■ REQUIREMENTS ■
Repeat the records in full and exactly, omitting pictures.
══ TASK INPUTS
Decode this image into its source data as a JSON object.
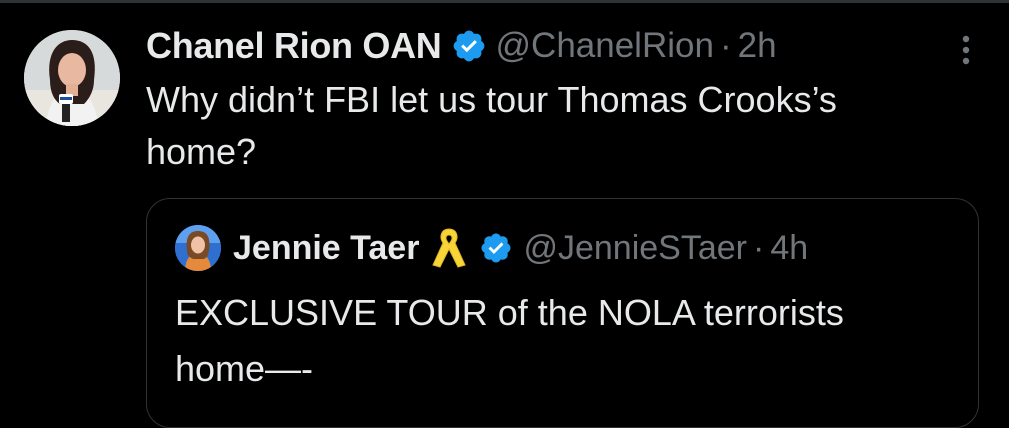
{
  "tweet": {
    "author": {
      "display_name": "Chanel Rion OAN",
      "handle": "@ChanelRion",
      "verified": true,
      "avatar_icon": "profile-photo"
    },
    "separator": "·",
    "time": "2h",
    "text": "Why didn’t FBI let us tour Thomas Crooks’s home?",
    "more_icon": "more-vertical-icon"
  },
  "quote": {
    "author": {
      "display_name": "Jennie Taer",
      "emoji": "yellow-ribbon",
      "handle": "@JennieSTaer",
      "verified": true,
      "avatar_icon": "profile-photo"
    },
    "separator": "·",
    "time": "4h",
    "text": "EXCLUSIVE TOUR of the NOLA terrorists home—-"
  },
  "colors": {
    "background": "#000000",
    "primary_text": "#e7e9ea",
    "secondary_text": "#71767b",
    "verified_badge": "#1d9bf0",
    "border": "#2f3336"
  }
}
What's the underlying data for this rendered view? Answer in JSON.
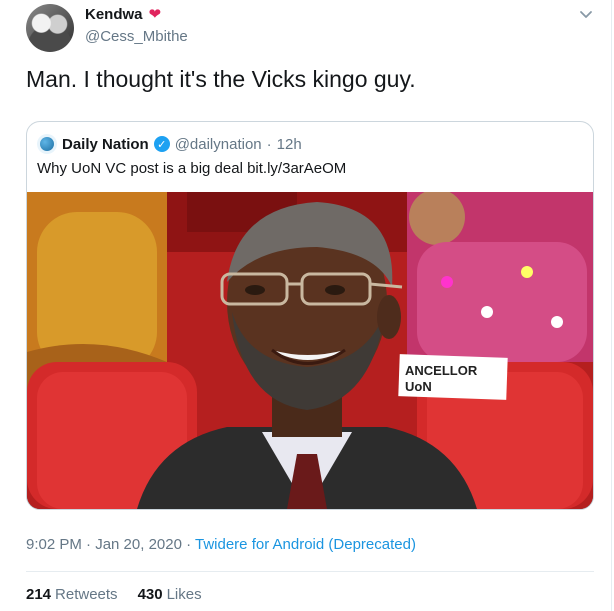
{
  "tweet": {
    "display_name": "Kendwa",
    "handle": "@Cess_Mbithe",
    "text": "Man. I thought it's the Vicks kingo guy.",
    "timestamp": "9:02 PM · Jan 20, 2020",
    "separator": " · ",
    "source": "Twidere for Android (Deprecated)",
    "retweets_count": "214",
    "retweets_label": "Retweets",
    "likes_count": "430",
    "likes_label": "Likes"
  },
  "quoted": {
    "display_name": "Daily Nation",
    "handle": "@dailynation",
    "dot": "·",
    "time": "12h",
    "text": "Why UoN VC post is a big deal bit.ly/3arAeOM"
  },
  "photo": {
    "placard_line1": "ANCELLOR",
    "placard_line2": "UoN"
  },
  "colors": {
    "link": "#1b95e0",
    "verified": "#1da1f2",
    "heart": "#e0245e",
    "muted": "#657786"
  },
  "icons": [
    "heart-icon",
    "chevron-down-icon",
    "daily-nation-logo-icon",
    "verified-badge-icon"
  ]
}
════
■ RESULT ■
Decode this image into its source data as a JSON object.
{
  "tweet": {
    "author": {
      "display_name": "Chanel Rion OAN",
      "handle": "@ChanelRion",
      "verified": true,
      "avatar_icon": "profile-photo"
    },
    "separator": "·",
    "time": "2h",
    "text": "Why didn’t FBI let us tour Thomas Crooks’s home?",
    "more_icon": "more-vertical-icon"
  },
  "quote": {
    "author": {
      "display_name": "Jennie Taer",
      "emoji": "yellow-ribbon",
      "handle": "@JennieSTaer",
      "verified": true,
      "avatar_icon": "profile-photo"
    },
    "separator": "·",
    "time": "4h",
    "text": "EXCLUSIVE TOUR of the NOLA terrorists home—-"
  },
  "colors": {
    "background": "#000000",
    "primary_text": "#e7e9ea",
    "secondary_text": "#71767b",
    "verified_badge": "#1d9bf0",
    "border": "#2f3336"
  }
}
What's the underlying data for this rendered view? Answer in JSON.
{
  "tweet": {
    "display_name": "Kendwa",
    "handle": "@Cess_Mbithe",
    "text": "Man. I thought it's the Vicks kingo guy.",
    "timestamp": "9:02 PM · Jan 20, 2020",
    "separator": " · ",
    "source": "Twidere for Android (Deprecated)",
    "retweets_count": "214",
    "retweets_label": "Retweets",
    "likes_count": "430",
    "likes_label": "Likes"
  },
  "quoted": {
    "display_name": "Daily Nation",
    "handle": "@dailynation",
    "dot": "·",
    "time": "12h",
    "text": "Why UoN VC post is a big deal bit.ly/3arAeOM"
  },
  "photo": {
    "placard_line1": "ANCELLOR",
    "placard_line2": "UoN"
  },
  "colors": {
    "link": "#1b95e0",
    "verified": "#1da1f2",
    "heart": "#e0245e",
    "muted": "#657786"
  },
  "icons": [
    "heart-icon",
    "chevron-down-icon",
    "daily-nation-logo-icon",
    "verified-badge-icon"
  ]
}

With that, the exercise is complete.